What you have to do: What you return should match every record exactly, with the images removed.

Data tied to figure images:
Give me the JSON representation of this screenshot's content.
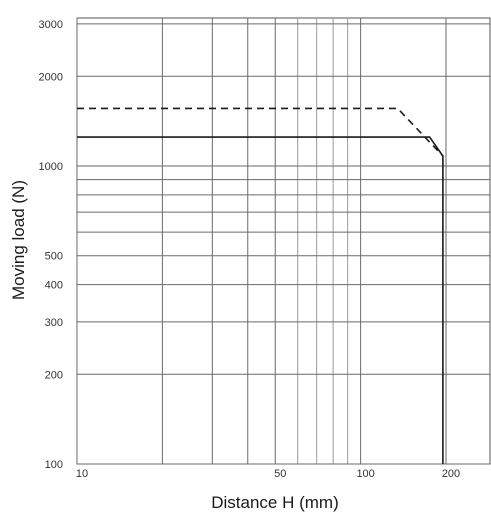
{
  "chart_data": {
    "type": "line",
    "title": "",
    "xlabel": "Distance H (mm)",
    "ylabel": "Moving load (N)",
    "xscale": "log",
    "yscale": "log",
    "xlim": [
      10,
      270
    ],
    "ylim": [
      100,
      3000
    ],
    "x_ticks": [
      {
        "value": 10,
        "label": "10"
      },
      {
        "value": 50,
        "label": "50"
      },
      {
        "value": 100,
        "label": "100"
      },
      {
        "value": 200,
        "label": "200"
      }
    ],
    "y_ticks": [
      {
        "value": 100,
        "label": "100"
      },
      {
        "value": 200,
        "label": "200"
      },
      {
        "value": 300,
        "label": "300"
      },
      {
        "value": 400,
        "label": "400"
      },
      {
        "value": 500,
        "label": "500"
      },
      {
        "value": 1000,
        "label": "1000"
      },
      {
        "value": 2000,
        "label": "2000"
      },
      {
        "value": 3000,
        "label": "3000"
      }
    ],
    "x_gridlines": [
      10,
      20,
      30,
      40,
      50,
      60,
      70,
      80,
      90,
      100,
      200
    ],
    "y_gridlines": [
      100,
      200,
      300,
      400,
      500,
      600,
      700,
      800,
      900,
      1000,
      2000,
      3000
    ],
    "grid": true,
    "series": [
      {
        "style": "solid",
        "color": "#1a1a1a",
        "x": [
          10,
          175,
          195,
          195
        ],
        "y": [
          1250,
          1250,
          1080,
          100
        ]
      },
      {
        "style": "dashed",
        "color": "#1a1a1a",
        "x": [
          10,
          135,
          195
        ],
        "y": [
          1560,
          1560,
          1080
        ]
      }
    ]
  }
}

Answer to this exercise:
Give me the JSON representation of this screenshot's content.
{
  "chart_data": {
    "type": "line",
    "title": "",
    "xlabel": "Distance H (mm)",
    "ylabel": "Moving load (N)",
    "xscale": "log",
    "yscale": "log",
    "xlim": [
      10,
      270
    ],
    "ylim": [
      100,
      3000
    ],
    "x_ticks": [
      {
        "value": 10,
        "label": "10"
      },
      {
        "value": 50,
        "label": "50"
      },
      {
        "value": 100,
        "label": "100"
      },
      {
        "value": 200,
        "label": "200"
      }
    ],
    "y_ticks": [
      {
        "value": 100,
        "label": "100"
      },
      {
        "value": 200,
        "label": "200"
      },
      {
        "value": 300,
        "label": "300"
      },
      {
        "value": 400,
        "label": "400"
      },
      {
        "value": 500,
        "label": "500"
      },
      {
        "value": 1000,
        "label": "1000"
      },
      {
        "value": 2000,
        "label": "2000"
      },
      {
        "value": 3000,
        "label": "3000"
      }
    ],
    "x_gridlines": [
      10,
      20,
      30,
      40,
      50,
      60,
      70,
      80,
      90,
      100,
      200
    ],
    "y_gridlines": [
      100,
      200,
      300,
      400,
      500,
      600,
      700,
      800,
      900,
      1000,
      2000,
      3000
    ],
    "grid": true,
    "series": [
      {
        "style": "solid",
        "color": "#1a1a1a",
        "x": [
          10,
          175,
          195,
          195
        ],
        "y": [
          1250,
          1250,
          1080,
          100
        ]
      },
      {
        "style": "dashed",
        "color": "#1a1a1a",
        "x": [
          10,
          135,
          195
        ],
        "y": [
          1560,
          1560,
          1080
        ]
      }
    ]
  }
}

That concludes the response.